Requirements -
Reproduce each record below exactly as written.

Dataset entries -
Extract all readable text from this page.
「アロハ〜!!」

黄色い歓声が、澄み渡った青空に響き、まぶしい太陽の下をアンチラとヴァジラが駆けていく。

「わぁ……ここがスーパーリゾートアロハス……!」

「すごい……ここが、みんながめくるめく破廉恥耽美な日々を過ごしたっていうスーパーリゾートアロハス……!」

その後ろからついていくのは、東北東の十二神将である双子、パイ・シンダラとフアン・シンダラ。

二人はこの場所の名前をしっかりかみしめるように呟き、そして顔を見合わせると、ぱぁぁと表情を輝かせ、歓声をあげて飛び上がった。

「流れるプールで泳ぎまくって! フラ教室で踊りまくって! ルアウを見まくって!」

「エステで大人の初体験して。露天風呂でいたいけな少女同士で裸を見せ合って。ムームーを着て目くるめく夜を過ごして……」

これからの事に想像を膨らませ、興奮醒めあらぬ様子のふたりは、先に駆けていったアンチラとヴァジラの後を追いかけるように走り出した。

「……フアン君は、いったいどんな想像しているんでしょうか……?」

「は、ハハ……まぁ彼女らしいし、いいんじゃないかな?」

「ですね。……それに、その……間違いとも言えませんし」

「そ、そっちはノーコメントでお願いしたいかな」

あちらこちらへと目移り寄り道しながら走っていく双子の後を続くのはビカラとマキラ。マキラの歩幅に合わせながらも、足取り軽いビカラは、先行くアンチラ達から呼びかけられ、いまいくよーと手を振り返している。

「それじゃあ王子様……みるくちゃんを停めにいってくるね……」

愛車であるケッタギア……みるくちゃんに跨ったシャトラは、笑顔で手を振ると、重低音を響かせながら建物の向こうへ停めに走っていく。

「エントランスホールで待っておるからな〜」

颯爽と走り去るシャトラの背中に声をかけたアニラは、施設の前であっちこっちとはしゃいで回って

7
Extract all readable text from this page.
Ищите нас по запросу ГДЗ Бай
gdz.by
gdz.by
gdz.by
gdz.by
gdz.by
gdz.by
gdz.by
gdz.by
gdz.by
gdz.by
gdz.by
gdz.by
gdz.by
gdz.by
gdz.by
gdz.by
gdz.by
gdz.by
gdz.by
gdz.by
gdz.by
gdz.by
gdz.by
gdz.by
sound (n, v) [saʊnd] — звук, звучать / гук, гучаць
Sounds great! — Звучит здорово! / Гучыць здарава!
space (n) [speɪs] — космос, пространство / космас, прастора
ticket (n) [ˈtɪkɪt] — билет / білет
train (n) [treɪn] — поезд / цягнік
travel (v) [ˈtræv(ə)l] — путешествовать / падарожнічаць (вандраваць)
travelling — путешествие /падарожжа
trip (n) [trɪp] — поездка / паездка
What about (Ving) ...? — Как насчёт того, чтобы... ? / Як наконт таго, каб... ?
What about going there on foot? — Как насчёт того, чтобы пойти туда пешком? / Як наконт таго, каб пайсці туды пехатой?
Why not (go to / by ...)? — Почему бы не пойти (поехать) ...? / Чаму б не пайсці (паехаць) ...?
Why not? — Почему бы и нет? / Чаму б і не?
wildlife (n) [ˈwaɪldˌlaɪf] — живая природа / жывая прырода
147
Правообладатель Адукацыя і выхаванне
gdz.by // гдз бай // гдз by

Task answer -
Extract all readable text from this page.
「アロハ〜!!」

黄色い歓声が、澄み渡った青空に響き、まぶしい太陽の下をアンチラとヴァジラが駆けていく。

「わぁ……ここがスーパーリゾートアロハス……!」

「すごい……ここが、みんながめくるめく破廉恥耽美な日々を過ごしたっていうスーパーリゾートアロハス……!」

その後ろからついていくのは、東北東の十二神将である双子、パイ・シンダラとフアン・シンダラ。

二人はこの場所の名前をしっかりかみしめるように呟き、そして顔を見合わせると、ぱぁぁと表情を輝かせ、歓声をあげて飛び上がった。

「流れるプールで泳ぎまくって! フラ教室で踊りまくって! ルアウを見まくって!」

「エステで大人の初体験して。露天風呂でいたいけな少女同士で裸を見せ合って。ムームーを着て目くるめく夜を過ごして……」

これからの事に想像を膨らませ、興奮醒めあらぬ様子のふたりは、先に駆けていったアンチラとヴァジラの後を追いかけるように走り出した。

「……フアン君は、いったいどんな想像しているんでしょうか……?」

「は、ハハ……まぁ彼女らしいし、いいんじゃないかな?」

「ですね。……それに、その……間違いとも言えませんし」

「そ、そっちはノーコメントでお願いしたいかな」

あちらこちらへと目移り寄り道しながら走っていく双子の後を続くのはビカラとマキラ。マキラの歩幅に合わせながらも、足取り軽いビカラは、先行くアンチラ達から呼びかけられ、いまいくよーと手を振り返している。

「それじゃあ王子様……みるくちゃんを停めにいってくるね……」

愛車であるケッタギア……みるくちゃんに跨ったシャトラは、笑顔で手を振ると、重低音を響かせながら建物の向こうへ停めに走っていく。

「エントランスホールで待っておるからな〜」

颯爽と走り去るシャトラの背中に声をかけたアニラは、施設の前であっちこっちとはしゃいで回って

7
Extract all readable text from this page.
Ищите нас по запросу ГДЗ Бай
gdz.by
gdz.by
gdz.by
gdz.by
gdz.by
gdz.by
gdz.by
gdz.by
gdz.by
gdz.by
gdz.by
gdz.by
gdz.by
gdz.by
gdz.by
gdz.by
gdz.by
gdz.by
gdz.by
gdz.by
gdz.by
gdz.by
gdz.by
gdz.by
sound (n, v) [saʊnd] — звук, звучать / гук, гучаць
Sounds great! — Звучит здорово! / Гучыць здарава!
space (n) [speɪs] — космос, пространство / космас, прастора
ticket (n) [ˈtɪkɪt] — билет / білет
train (n) [treɪn] — поезд / цягнік
travel (v) [ˈtræv(ə)l] — путешествовать / падарожнічаць (вандраваць)
travelling — путешествие /падарожжа
trip (n) [trɪp] — поездка / паездка
What about (Ving) ...? — Как насчёт того, чтобы... ? / Як наконт таго, каб... ?
What about going there on foot? — Как насчёт того, чтобы пойти туда пешком? / Як наконт таго, каб пайсці туды пехатой?
Why not (go to / by ...)? — Почему бы не пойти (поехать) ...? / Чаму б не пайсці (паехаць) ...?
Why not? — Почему бы и нет? / Чаму б і не?
wildlife (n) [ˈwaɪldˌlaɪf] — живая природа / жывая прырода
147
Правообладатель Адукацыя і выхаванне
gdz.by // гдз бай // гдз by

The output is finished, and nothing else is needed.